In the listing that follows, count each line where the word "group" appears; write nothing but the count.

[Extracted records]
+---+

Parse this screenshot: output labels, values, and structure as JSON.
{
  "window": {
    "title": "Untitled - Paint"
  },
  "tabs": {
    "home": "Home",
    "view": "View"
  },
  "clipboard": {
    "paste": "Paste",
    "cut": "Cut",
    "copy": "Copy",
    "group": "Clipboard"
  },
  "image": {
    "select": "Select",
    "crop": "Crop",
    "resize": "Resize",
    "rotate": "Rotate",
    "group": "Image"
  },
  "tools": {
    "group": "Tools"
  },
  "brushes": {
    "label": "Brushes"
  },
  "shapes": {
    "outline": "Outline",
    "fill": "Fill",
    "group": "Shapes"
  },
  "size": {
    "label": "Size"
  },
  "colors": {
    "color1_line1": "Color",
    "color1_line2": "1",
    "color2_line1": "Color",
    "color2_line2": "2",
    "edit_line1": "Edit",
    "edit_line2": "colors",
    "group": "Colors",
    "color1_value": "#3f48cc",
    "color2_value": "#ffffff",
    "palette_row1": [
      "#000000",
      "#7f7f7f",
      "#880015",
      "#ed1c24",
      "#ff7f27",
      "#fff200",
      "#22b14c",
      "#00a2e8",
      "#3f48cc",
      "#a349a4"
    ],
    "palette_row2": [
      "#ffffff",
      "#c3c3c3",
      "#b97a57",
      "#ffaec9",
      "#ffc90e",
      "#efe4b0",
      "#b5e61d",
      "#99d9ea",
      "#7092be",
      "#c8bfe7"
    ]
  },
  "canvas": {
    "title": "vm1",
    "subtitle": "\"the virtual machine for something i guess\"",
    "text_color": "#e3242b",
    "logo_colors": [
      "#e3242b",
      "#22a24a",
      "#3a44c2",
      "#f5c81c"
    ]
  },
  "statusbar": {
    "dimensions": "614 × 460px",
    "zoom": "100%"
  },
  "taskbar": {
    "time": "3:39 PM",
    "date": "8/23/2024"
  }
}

+---+

**Worked solution**: 5